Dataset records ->
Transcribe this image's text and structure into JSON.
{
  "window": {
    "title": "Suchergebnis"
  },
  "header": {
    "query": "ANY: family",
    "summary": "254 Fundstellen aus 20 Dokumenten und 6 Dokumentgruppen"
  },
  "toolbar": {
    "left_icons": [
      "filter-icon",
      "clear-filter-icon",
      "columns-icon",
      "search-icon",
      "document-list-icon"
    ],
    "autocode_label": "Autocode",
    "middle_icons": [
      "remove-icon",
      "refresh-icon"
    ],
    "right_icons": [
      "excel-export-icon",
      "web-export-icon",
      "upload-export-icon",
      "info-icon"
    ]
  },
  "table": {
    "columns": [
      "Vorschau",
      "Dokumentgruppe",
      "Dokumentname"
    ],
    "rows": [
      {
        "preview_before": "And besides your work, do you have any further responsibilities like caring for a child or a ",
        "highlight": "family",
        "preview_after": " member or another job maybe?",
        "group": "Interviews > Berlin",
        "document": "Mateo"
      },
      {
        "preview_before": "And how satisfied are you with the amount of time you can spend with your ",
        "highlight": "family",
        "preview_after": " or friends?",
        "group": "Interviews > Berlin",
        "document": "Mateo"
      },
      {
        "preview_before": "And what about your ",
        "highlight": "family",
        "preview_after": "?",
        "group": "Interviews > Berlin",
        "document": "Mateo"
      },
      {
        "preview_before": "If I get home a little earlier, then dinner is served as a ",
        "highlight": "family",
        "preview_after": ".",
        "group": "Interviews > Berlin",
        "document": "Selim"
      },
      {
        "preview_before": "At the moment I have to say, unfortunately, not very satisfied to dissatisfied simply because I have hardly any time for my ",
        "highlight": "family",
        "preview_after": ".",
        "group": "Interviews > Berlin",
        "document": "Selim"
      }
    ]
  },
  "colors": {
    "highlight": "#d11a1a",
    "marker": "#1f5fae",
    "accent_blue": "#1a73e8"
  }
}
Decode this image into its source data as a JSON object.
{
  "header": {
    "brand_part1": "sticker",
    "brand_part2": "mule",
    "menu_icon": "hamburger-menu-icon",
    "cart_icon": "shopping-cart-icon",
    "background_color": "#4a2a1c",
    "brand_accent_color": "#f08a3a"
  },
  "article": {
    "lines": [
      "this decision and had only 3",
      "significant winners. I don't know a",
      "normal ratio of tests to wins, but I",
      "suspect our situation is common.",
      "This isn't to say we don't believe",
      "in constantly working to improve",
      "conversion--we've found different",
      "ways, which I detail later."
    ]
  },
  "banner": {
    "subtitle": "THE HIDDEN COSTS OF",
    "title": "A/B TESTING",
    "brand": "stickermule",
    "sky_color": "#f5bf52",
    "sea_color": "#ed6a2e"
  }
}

SET EXERCISE ->
What is the number of lines above that contain the string "into"? Answer with the number alone.

RESULT OF THE TASK ->
2